Goal: Write out the records below once more, exactly as they stand.

Data to process:

★ ★ ★

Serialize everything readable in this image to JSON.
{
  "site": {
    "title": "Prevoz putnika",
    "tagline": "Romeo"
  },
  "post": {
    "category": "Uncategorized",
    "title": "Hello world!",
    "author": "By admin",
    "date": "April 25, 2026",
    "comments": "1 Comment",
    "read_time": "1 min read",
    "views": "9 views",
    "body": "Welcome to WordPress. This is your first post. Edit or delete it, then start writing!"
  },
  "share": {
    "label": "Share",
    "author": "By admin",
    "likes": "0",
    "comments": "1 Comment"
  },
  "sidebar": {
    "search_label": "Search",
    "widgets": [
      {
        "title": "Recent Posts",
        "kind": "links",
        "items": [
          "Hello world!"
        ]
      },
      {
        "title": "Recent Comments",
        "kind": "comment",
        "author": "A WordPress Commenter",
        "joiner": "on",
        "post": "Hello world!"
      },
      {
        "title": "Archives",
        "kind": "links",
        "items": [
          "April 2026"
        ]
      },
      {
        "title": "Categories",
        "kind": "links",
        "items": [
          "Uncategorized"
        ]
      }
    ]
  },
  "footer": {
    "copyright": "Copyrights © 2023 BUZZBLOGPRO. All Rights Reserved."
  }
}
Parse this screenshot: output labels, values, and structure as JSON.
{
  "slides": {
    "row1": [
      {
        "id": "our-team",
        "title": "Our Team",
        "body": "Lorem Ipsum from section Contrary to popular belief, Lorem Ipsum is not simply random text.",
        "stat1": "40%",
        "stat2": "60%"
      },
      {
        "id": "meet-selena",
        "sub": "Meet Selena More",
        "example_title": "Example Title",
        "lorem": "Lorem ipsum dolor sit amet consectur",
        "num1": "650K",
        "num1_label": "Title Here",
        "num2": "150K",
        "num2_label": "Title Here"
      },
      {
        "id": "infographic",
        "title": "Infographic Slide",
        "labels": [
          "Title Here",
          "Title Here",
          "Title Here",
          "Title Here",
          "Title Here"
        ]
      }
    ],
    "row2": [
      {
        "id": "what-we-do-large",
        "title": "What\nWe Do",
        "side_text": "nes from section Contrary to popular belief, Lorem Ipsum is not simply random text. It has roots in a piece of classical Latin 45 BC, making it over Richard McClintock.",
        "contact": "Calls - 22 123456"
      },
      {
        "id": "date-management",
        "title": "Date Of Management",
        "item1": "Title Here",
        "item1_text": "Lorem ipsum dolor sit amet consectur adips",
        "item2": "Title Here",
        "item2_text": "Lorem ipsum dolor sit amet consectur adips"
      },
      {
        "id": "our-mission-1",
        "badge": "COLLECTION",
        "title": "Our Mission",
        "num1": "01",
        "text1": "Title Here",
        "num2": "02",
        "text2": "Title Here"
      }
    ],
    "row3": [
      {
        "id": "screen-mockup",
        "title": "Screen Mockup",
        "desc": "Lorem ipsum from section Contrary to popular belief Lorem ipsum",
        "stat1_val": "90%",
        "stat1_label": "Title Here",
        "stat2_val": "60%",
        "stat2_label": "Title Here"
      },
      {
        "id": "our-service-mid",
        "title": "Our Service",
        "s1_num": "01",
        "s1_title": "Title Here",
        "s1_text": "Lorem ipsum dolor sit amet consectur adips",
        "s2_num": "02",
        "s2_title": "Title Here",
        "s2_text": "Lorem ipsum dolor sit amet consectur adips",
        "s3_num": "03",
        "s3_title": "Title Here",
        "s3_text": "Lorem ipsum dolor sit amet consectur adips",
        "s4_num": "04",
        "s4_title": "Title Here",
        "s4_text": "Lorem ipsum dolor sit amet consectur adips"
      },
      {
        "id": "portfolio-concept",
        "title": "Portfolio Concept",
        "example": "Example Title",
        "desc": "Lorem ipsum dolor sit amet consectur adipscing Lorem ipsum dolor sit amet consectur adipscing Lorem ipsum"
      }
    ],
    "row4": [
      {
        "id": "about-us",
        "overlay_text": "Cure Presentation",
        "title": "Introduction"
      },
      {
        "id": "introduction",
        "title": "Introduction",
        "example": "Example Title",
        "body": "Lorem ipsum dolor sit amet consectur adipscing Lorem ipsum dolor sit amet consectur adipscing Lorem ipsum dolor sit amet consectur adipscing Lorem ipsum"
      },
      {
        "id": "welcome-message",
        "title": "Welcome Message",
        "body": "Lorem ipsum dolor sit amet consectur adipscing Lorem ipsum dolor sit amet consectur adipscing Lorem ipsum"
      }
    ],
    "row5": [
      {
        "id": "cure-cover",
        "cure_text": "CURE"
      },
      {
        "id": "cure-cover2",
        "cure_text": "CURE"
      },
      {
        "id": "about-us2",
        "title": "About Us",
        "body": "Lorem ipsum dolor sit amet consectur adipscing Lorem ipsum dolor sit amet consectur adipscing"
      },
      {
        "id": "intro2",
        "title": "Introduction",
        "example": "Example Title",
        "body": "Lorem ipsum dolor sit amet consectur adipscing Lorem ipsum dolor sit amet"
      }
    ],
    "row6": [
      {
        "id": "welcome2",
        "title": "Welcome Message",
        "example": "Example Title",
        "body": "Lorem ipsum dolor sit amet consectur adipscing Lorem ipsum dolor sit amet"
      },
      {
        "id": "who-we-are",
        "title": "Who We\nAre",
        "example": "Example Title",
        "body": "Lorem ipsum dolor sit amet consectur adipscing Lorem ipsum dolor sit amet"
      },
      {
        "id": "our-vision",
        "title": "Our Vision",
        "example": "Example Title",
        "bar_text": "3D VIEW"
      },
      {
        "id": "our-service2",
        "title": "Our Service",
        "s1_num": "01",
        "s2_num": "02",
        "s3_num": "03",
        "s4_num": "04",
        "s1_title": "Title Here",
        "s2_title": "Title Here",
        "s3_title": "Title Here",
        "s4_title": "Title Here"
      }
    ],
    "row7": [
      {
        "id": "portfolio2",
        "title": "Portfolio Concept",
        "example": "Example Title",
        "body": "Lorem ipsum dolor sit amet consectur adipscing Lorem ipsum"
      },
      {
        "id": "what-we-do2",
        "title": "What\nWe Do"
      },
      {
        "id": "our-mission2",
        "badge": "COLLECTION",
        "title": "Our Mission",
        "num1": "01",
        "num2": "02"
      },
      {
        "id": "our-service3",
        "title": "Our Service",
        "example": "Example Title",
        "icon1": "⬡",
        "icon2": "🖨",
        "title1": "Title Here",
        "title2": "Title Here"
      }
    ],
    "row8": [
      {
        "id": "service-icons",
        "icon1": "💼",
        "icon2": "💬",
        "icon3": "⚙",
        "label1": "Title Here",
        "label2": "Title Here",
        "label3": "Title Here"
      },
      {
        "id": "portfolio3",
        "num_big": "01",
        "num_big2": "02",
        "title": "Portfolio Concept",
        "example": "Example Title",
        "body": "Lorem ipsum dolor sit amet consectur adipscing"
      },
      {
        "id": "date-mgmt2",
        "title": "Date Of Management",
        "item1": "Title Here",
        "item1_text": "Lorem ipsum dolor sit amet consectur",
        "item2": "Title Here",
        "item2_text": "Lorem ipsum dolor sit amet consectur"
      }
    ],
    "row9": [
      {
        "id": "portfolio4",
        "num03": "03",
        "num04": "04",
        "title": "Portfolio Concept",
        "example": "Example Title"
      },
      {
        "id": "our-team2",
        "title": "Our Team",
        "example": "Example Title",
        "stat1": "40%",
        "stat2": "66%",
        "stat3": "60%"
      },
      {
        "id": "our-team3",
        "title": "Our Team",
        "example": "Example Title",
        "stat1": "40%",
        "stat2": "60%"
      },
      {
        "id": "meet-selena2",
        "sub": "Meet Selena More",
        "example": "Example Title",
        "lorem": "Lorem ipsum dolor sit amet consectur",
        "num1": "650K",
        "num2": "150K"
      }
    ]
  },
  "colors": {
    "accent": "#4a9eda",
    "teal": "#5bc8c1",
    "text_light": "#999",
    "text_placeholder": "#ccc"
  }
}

★ ★ ★

Task response:
Serialize everything readable in this image to JSON.
{
  "site": {
    "title": "Prevoz putnika",
    "tagline": "Romeo"
  },
  "post": {
    "category": "Uncategorized",
    "title": "Hello world!",
    "author": "By admin",
    "date": "April 25, 2026",
    "comments": "1 Comment",
    "read_time": "1 min read",
    "views": "9 views",
    "body": "Welcome to WordPress. This is your first post. Edit or delete it, then start writing!"
  },
  "share": {
    "label": "Share",
    "author": "By admin",
    "likes": "0",
    "comments": "1 Comment"
  },
  "sidebar": {
    "search_label": "Search",
    "widgets": [
      {
        "title": "Recent Posts",
        "kind": "links",
        "items": [
          "Hello world!"
        ]
      },
      {
        "title": "Recent Comments",
        "kind": "comment",
        "author": "A WordPress Commenter",
        "joiner": "on",
        "post": "Hello world!"
      },
      {
        "title": "Archives",
        "kind": "links",
        "items": [
          "April 2026"
        ]
      },
      {
        "title": "Categories",
        "kind": "links",
        "items": [
          "Uncategorized"
        ]
      }
    ]
  },
  "footer": {
    "copyright": "Copyrights © 2023 BUZZBLOGPRO. All Rights Reserved."
  }
}
Parse this screenshot: output labels, values, and structure as JSON.
{
  "slides": {
    "row1": [
      {
        "id": "our-team",
        "title": "Our Team",
        "body": "Lorem Ipsum from section Contrary to popular belief, Lorem Ipsum is not simply random text.",
        "stat1": "40%",
        "stat2": "60%"
      },
      {
        "id": "meet-selena",
        "sub": "Meet Selena More",
        "example_title": "Example Title",
        "lorem": "Lorem ipsum dolor sit amet consectur",
        "num1": "650K",
        "num1_label": "Title Here",
        "num2": "150K",
        "num2_label": "Title Here"
      },
      {
        "id": "infographic",
        "title": "Infographic Slide",
        "labels": [
          "Title Here",
          "Title Here",
          "Title Here",
          "Title Here",
          "Title Here"
        ]
      }
    ],
    "row2": [
      {
        "id": "what-we-do-large",
        "title": "What\nWe Do",
        "side_text": "nes from section Contrary to popular belief, Lorem Ipsum is not simply random text. It has roots in a piece of classical Latin 45 BC, making it over Richard McClintock.",
        "contact": "Calls - 22 123456"
      },
      {
        "id": "date-management",
        "title": "Date Of Management",
        "item1": "Title Here",
        "item1_text": "Lorem ipsum dolor sit amet consectur adips",
        "item2": "Title Here",
        "item2_text": "Lorem ipsum dolor sit amet consectur adips"
      },
      {
        "id": "our-mission-1",
        "badge": "COLLECTION",
        "title": "Our Mission",
        "num1": "01",
        "text1": "Title Here",
        "num2": "02",
        "text2": "Title Here"
      }
    ],
    "row3": [
      {
        "id": "screen-mockup",
        "title": "Screen Mockup",
        "desc": "Lorem ipsum from section Contrary to popular belief Lorem ipsum",
        "stat1_val": "90%",
        "stat1_label": "Title Here",
        "stat2_val": "60%",
        "stat2_label": "Title Here"
      },
      {
        "id": "our-service-mid",
        "title": "Our Service",
        "s1_num": "01",
        "s1_title": "Title Here",
        "s1_text": "Lorem ipsum dolor sit amet consectur adips",
        "s2_num": "02",
        "s2_title": "Title Here",
        "s2_text": "Lorem ipsum dolor sit amet consectur adips",
        "s3_num": "03",
        "s3_title": "Title Here",
        "s3_text": "Lorem ipsum dolor sit amet consectur adips",
        "s4_num": "04",
        "s4_title": "Title Here",
        "s4_text": "Lorem ipsum dolor sit amet consectur adips"
      },
      {
        "id": "portfolio-concept",
        "title": "Portfolio Concept",
        "example": "Example Title",
        "desc": "Lorem ipsum dolor sit amet consectur adipscing Lorem ipsum dolor sit amet consectur adipscing Lorem ipsum"
      }
    ],
    "row4": [
      {
        "id": "about-us",
        "overlay_text": "Cure Presentation",
        "title": "Introduction"
      },
      {
        "id": "introduction",
        "title": "Introduction",
        "example": "Example Title",
        "body": "Lorem ipsum dolor sit amet consectur adipscing Lorem ipsum dolor sit amet consectur adipscing Lorem ipsum dolor sit amet consectur adipscing Lorem ipsum"
      },
      {
        "id": "welcome-message",
        "title": "Welcome Message",
        "body": "Lorem ipsum dolor sit amet consectur adipscing Lorem ipsum dolor sit amet consectur adipscing Lorem ipsum"
      }
    ],
    "row5": [
      {
        "id": "cure-cover",
        "cure_text": "CURE"
      },
      {
        "id": "cure-cover2",
        "cure_text": "CURE"
      },
      {
        "id": "about-us2",
        "title": "About Us",
        "body": "Lorem ipsum dolor sit amet consectur adipscing Lorem ipsum dolor sit amet consectur adipscing"
      },
      {
        "id": "intro2",
        "title": "Introduction",
        "example": "Example Title",
        "body": "Lorem ipsum dolor sit amet consectur adipscing Lorem ipsum dolor sit amet"
      }
    ],
    "row6": [
      {
        "id": "welcome2",
        "title": "Welcome Message",
        "example": "Example Title",
        "body": "Lorem ipsum dolor sit amet consectur adipscing Lorem ipsum dolor sit amet"
      },
      {
        "id": "who-we-are",
        "title": "Who We\nAre",
        "example": "Example Title",
        "body": "Lorem ipsum dolor sit amet consectur adipscing Lorem ipsum dolor sit amet"
      },
      {
        "id": "our-vision",
        "title": "Our Vision",
        "example": "Example Title",
        "bar_text": "3D VIEW"
      },
      {
        "id": "our-service2",
        "title": "Our Service",
        "s1_num": "01",
        "s2_num": "02",
        "s3_num": "03",
        "s4_num": "04",
        "s1_title": "Title Here",
        "s2_title": "Title Here",
        "s3_title": "Title Here",
        "s4_title": "Title Here"
      }
    ],
    "row7": [
      {
        "id": "portfolio2",
        "title": "Portfolio Concept",
        "example": "Example Title",
        "body": "Lorem ipsum dolor sit amet consectur adipscing Lorem ipsum"
      },
      {
        "id": "what-we-do2",
        "title": "What\nWe Do"
      },
      {
        "id": "our-mission2",
        "badge": "COLLECTION",
        "title": "Our Mission",
        "num1": "01",
        "num2": "02"
      },
      {
        "id": "our-service3",
        "title": "Our Service",
        "example": "Example Title",
        "icon1": "⬡",
        "icon2": "🖨",
        "title1": "Title Here",
        "title2": "Title Here"
      }
    ],
    "row8": [
      {
        "id": "service-icons",
        "icon1": "💼",
        "icon2": "💬",
        "icon3": "⚙",
        "label1": "Title Here",
        "label2": "Title Here",
        "label3": "Title Here"
      },
      {
        "id": "portfolio3",
        "num_big": "01",
        "num_big2": "02",
        "title": "Portfolio Concept",
        "example": "Example Title",
        "body": "Lorem ipsum dolor sit amet consectur adipscing"
      },
      {
        "id": "date-mgmt2",
        "title": "Date Of Management",
        "item1": "Title Here",
        "item1_text": "Lorem ipsum dolor sit amet consectur",
        "item2": "Title Here",
        "item2_text": "Lorem ipsum dolor sit amet consectur"
      }
    ],
    "row9": [
      {
        "id": "portfolio4",
        "num03": "03",
        "num04": "04",
        "title": "Portfolio Concept",
        "example": "Example Title"
      },
      {
        "id": "our-team2",
        "title": "Our Team",
        "example": "Example Title",
        "stat1": "40%",
        "stat2": "66%",
        "stat3": "60%"
      },
      {
        "id": "our-team3",
        "title": "Our Team",
        "example": "Example Title",
        "stat1": "40%",
        "stat2": "60%"
      },
      {
        "id": "meet-selena2",
        "sub": "Meet Selena More",
        "example": "Example Title",
        "lorem": "Lorem ipsum dolor sit amet consectur",
        "num1": "650K",
        "num2": "150K"
      }
    ]
  },
  "colors": {
    "accent": "#4a9eda",
    "teal": "#5bc8c1",
    "text_light": "#999",
    "text_placeholder": "#ccc"
  }
}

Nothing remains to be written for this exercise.